===== WORKING DATA =====

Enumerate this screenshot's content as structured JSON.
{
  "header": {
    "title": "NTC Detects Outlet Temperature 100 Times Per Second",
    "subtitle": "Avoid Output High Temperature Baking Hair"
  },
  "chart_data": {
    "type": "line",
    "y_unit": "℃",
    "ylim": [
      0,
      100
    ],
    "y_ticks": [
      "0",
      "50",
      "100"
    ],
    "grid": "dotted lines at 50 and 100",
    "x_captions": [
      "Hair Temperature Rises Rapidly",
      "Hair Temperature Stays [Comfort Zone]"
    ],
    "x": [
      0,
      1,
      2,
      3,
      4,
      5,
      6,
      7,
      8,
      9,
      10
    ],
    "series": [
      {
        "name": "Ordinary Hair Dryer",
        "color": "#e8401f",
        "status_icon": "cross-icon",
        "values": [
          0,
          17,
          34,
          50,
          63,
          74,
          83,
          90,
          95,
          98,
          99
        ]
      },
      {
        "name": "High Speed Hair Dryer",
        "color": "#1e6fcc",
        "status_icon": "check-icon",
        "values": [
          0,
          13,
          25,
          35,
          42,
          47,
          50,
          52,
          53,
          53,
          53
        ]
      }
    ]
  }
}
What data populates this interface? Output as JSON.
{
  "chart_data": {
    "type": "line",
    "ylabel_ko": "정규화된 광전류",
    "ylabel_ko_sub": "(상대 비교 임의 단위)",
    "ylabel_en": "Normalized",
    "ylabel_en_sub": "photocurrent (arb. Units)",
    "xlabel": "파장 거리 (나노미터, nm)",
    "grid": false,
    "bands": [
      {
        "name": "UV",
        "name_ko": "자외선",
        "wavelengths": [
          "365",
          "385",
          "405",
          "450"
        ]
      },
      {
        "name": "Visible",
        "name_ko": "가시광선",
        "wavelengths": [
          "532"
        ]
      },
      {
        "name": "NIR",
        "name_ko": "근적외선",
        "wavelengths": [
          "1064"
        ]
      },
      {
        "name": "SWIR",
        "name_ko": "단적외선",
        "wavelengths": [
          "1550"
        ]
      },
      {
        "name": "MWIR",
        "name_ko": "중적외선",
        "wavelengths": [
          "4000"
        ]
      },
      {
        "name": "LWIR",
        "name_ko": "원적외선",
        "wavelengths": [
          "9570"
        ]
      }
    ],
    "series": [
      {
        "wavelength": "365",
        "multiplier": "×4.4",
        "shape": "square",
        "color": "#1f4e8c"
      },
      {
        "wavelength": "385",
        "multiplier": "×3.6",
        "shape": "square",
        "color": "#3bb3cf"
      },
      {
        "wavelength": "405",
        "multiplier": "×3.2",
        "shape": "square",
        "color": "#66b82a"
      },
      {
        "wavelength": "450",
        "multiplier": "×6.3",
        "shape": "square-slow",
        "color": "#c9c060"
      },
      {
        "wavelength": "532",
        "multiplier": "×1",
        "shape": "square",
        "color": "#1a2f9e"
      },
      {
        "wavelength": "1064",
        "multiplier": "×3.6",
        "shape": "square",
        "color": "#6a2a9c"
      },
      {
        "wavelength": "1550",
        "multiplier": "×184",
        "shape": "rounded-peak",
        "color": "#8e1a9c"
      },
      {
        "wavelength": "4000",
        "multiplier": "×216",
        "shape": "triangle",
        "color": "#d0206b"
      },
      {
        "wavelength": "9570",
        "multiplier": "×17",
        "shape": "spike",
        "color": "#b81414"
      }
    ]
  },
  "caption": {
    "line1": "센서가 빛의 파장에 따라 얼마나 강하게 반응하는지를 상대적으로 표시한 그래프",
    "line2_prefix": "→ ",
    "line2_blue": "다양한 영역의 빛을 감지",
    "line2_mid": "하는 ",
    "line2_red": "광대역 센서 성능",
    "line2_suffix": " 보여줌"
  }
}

=====

> WHAT THE TASK ASKS: Locate the word "color" in the entries, and copy every line where it is found.

> TASK OUTPUT:
        "color": "#e8401f",
        "color": "#1e6fcc",
        "color": "#1f4e8c"
        "color": "#3bb3cf"
        "color": "#66b82a"
        "color": "#c9c060"
        "color": "#1a2f9e"
        "color": "#6a2a9c"
        "color": "#8e1a9c"
        "color": "#d0206b"
        "color": "#b81414"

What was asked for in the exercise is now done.